_Required work_
Reproduce the material in full, exactly as written.

## start Listing

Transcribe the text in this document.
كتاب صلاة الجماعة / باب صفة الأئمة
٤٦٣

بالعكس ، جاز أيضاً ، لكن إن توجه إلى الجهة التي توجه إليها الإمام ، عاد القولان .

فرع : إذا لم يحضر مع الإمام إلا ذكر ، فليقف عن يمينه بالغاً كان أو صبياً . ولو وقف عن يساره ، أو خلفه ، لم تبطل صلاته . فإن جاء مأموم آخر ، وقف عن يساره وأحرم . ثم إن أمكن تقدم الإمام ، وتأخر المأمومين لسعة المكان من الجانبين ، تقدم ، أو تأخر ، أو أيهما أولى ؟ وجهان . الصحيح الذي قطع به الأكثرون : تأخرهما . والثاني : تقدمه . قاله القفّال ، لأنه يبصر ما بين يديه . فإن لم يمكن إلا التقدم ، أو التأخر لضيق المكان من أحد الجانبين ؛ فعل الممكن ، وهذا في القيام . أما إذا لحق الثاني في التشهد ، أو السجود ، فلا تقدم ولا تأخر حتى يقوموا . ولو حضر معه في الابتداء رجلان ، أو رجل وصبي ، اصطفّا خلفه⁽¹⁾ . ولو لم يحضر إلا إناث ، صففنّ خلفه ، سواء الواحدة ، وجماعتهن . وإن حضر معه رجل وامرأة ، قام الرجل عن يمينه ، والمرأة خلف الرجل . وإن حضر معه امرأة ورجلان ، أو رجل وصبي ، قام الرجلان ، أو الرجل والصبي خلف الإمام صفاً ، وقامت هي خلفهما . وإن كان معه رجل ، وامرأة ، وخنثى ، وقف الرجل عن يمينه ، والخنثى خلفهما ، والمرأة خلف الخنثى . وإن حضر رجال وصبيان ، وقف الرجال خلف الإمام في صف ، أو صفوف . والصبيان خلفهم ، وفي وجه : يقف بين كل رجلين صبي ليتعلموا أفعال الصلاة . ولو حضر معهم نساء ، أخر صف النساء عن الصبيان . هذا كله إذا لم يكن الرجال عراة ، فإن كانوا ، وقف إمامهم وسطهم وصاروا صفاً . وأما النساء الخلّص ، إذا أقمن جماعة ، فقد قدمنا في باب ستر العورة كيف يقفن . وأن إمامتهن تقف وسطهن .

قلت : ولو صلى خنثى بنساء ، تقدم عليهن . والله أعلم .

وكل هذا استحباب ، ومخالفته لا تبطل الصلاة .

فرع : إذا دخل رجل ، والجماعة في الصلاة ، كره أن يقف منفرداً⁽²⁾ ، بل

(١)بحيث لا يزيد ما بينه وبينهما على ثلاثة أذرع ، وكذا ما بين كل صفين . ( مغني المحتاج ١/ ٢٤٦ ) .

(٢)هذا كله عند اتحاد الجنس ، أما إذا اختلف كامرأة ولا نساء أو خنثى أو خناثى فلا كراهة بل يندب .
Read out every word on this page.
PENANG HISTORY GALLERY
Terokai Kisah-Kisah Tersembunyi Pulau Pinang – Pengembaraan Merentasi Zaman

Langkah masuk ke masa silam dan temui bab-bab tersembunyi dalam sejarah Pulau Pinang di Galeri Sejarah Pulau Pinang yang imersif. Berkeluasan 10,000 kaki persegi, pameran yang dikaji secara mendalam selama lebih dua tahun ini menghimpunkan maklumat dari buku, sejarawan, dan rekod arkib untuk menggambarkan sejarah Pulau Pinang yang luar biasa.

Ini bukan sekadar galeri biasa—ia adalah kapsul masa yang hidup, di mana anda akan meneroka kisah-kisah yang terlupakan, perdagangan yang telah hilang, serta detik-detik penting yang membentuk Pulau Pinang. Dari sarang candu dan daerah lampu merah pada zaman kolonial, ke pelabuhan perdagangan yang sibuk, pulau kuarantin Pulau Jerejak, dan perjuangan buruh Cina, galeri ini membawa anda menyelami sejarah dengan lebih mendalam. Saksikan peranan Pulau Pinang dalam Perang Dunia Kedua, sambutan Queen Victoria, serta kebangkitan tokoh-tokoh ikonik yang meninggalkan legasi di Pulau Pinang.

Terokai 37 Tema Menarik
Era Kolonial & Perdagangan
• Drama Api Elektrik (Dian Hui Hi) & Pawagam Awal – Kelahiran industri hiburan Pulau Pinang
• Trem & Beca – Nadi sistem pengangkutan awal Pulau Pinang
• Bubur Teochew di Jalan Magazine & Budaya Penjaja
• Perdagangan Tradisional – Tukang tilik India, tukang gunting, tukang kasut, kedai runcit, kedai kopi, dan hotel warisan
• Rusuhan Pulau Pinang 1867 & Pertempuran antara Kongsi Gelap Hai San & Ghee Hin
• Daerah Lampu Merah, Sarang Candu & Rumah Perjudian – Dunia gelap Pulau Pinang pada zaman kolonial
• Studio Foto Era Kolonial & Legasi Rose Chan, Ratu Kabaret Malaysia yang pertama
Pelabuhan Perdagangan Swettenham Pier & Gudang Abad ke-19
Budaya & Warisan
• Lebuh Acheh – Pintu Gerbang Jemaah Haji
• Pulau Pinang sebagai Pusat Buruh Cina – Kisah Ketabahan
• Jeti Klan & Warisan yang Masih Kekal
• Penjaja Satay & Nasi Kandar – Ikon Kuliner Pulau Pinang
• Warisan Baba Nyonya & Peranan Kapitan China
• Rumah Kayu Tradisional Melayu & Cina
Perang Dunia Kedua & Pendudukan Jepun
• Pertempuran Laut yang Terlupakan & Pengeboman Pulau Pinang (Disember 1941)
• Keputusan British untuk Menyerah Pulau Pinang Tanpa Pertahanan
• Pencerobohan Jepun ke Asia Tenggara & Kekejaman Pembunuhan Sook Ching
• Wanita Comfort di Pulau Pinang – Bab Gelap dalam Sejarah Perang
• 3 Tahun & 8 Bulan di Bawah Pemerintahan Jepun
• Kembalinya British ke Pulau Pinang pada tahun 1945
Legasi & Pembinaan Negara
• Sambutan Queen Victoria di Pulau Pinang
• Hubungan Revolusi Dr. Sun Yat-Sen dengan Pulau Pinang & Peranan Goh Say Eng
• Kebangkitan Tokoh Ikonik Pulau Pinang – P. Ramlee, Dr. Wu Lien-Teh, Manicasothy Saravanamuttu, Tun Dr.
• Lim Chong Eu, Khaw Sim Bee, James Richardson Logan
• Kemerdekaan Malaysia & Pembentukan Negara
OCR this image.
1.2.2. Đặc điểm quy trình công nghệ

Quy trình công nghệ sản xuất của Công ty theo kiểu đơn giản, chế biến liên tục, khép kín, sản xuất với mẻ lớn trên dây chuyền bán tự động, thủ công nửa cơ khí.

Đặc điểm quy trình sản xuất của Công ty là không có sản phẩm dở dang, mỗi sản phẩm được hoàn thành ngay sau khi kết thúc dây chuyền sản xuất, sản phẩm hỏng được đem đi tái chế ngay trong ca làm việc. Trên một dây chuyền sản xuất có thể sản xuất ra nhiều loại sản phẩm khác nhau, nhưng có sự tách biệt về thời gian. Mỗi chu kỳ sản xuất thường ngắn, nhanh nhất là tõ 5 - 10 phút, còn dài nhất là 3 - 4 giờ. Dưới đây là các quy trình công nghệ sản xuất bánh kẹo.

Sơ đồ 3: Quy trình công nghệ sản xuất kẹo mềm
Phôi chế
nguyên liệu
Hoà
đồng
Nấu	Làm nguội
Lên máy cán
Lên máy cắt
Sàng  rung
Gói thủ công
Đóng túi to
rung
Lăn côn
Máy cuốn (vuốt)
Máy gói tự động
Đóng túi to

## end Listing

_Full output_
Transcribe the text in this document.
كتاب صلاة الجماعة / باب صفة الأئمة
٤٦٣

بالعكس ، جاز أيضاً ، لكن إن توجه إلى الجهة التي توجه إليها الإمام ، عاد القولان .

فرع : إذا لم يحضر مع الإمام إلا ذكر ، فليقف عن يمينه بالغاً كان أو صبياً . ولو وقف عن يساره ، أو خلفه ، لم تبطل صلاته . فإن جاء مأموم آخر ، وقف عن يساره وأحرم . ثم إن أمكن تقدم الإمام ، وتأخر المأمومين لسعة المكان من الجانبين ، تقدم ، أو تأخر ، أو أيهما أولى ؟ وجهان . الصحيح الذي قطع به الأكثرون : تأخرهما . والثاني : تقدمه . قاله القفّال ، لأنه يبصر ما بين يديه . فإن لم يمكن إلا التقدم ، أو التأخر لضيق المكان من أحد الجانبين ؛ فعل الممكن ، وهذا في القيام . أما إذا لحق الثاني في التشهد ، أو السجود ، فلا تقدم ولا تأخر حتى يقوموا . ولو حضر معه في الابتداء رجلان ، أو رجل وصبي ، اصطفّا خلفه⁽¹⁾ . ولو لم يحضر إلا إناث ، صففنّ خلفه ، سواء الواحدة ، وجماعتهن . وإن حضر معه رجل وامرأة ، قام الرجل عن يمينه ، والمرأة خلف الرجل . وإن حضر معه امرأة ورجلان ، أو رجل وصبي ، قام الرجلان ، أو الرجل والصبي خلف الإمام صفاً ، وقامت هي خلفهما . وإن كان معه رجل ، وامرأة ، وخنثى ، وقف الرجل عن يمينه ، والخنثى خلفهما ، والمرأة خلف الخنثى . وإن حضر رجال وصبيان ، وقف الرجال خلف الإمام في صف ، أو صفوف . والصبيان خلفهم ، وفي وجه : يقف بين كل رجلين صبي ليتعلموا أفعال الصلاة . ولو حضر معهم نساء ، أخر صف النساء عن الصبيان . هذا كله إذا لم يكن الرجال عراة ، فإن كانوا ، وقف إمامهم وسطهم وصاروا صفاً . وأما النساء الخلّص ، إذا أقمن جماعة ، فقد قدمنا في باب ستر العورة كيف يقفن . وأن إمامتهن تقف وسطهن .

قلت : ولو صلى خنثى بنساء ، تقدم عليهن . والله أعلم .

وكل هذا استحباب ، ومخالفته لا تبطل الصلاة .

فرع : إذا دخل رجل ، والجماعة في الصلاة ، كره أن يقف منفرداً⁽²⁾ ، بل

(١)بحيث لا يزيد ما بينه وبينهما على ثلاثة أذرع ، وكذا ما بين كل صفين . ( مغني المحتاج ١/ ٢٤٦ ) .

(٢)هذا كله عند اتحاد الجنس ، أما إذا اختلف كامرأة ولا نساء أو خنثى أو خناثى فلا كراهة بل يندب .
Read out every word on this page.
PENANG HISTORY GALLERY
Terokai Kisah-Kisah Tersembunyi Pulau Pinang – Pengembaraan Merentasi Zaman

Langkah masuk ke masa silam dan temui bab-bab tersembunyi dalam sejarah Pulau Pinang di Galeri Sejarah Pulau Pinang yang imersif. Berkeluasan 10,000 kaki persegi, pameran yang dikaji secara mendalam selama lebih dua tahun ini menghimpunkan maklumat dari buku, sejarawan, dan rekod arkib untuk menggambarkan sejarah Pulau Pinang yang luar biasa.

Ini bukan sekadar galeri biasa—ia adalah kapsul masa yang hidup, di mana anda akan meneroka kisah-kisah yang terlupakan, perdagangan yang telah hilang, serta detik-detik penting yang membentuk Pulau Pinang. Dari sarang candu dan daerah lampu merah pada zaman kolonial, ke pelabuhan perdagangan yang sibuk, pulau kuarantin Pulau Jerejak, dan perjuangan buruh Cina, galeri ini membawa anda menyelami sejarah dengan lebih mendalam. Saksikan peranan Pulau Pinang dalam Perang Dunia Kedua, sambutan Queen Victoria, serta kebangkitan tokoh-tokoh ikonik yang meninggalkan legasi di Pulau Pinang.

Terokai 37 Tema Menarik
Era Kolonial & Perdagangan
• Drama Api Elektrik (Dian Hui Hi) & Pawagam Awal – Kelahiran industri hiburan Pulau Pinang
• Trem & Beca – Nadi sistem pengangkutan awal Pulau Pinang
• Bubur Teochew di Jalan Magazine & Budaya Penjaja
• Perdagangan Tradisional – Tukang tilik India, tukang gunting, tukang kasut, kedai runcit, kedai kopi, dan hotel warisan
• Rusuhan Pulau Pinang 1867 & Pertempuran antara Kongsi Gelap Hai San & Ghee Hin
• Daerah Lampu Merah, Sarang Candu & Rumah Perjudian – Dunia gelap Pulau Pinang pada zaman kolonial
• Studio Foto Era Kolonial & Legasi Rose Chan, Ratu Kabaret Malaysia yang pertama
Pelabuhan Perdagangan Swettenham Pier & Gudang Abad ke-19
Budaya & Warisan
• Lebuh Acheh – Pintu Gerbang Jemaah Haji
• Pulau Pinang sebagai Pusat Buruh Cina – Kisah Ketabahan
• Jeti Klan & Warisan yang Masih Kekal
• Penjaja Satay & Nasi Kandar – Ikon Kuliner Pulau Pinang
• Warisan Baba Nyonya & Peranan Kapitan China
• Rumah Kayu Tradisional Melayu & Cina
Perang Dunia Kedua & Pendudukan Jepun
• Pertempuran Laut yang Terlupakan & Pengeboman Pulau Pinang (Disember 1941)
• Keputusan British untuk Menyerah Pulau Pinang Tanpa Pertahanan
• Pencerobohan Jepun ke Asia Tenggara & Kekejaman Pembunuhan Sook Ching
• Wanita Comfort di Pulau Pinang – Bab Gelap dalam Sejarah Perang
• 3 Tahun & 8 Bulan di Bawah Pemerintahan Jepun
• Kembalinya British ke Pulau Pinang pada tahun 1945
Legasi & Pembinaan Negara
• Sambutan Queen Victoria di Pulau Pinang
• Hubungan Revolusi Dr. Sun Yat-Sen dengan Pulau Pinang & Peranan Goh Say Eng
• Kebangkitan Tokoh Ikonik Pulau Pinang – P. Ramlee, Dr. Wu Lien-Teh, Manicasothy Saravanamuttu, Tun Dr.
• Lim Chong Eu, Khaw Sim Bee, James Richardson Logan
• Kemerdekaan Malaysia & Pembentukan Negara
OCR this image.
1.2.2. Đặc điểm quy trình công nghệ

Quy trình công nghệ sản xuất của Công ty theo kiểu đơn giản, chế biến liên tục, khép kín, sản xuất với mẻ lớn trên dây chuyền bán tự động, thủ công nửa cơ khí.

Đặc điểm quy trình sản xuất của Công ty là không có sản phẩm dở dang, mỗi sản phẩm được hoàn thành ngay sau khi kết thúc dây chuyền sản xuất, sản phẩm hỏng được đem đi tái chế ngay trong ca làm việc. Trên một dây chuyền sản xuất có thể sản xuất ra nhiều loại sản phẩm khác nhau, nhưng có sự tách biệt về thời gian. Mỗi chu kỳ sản xuất thường ngắn, nhanh nhất là tõ 5 - 10 phút, còn dài nhất là 3 - 4 giờ. Dưới đây là các quy trình công nghệ sản xuất bánh kẹo.

Sơ đồ 3: Quy trình công nghệ sản xuất kẹo mềm
Phôi chế
nguyên liệu
Hoà
đồng
Nấu	Làm nguội
Lên máy cán
Lên máy cắt
Sàng  rung
Gói thủ công
Đóng túi to
rung
Lăn côn
Máy cuốn (vuốt)
Máy gói tự động
Đóng túi to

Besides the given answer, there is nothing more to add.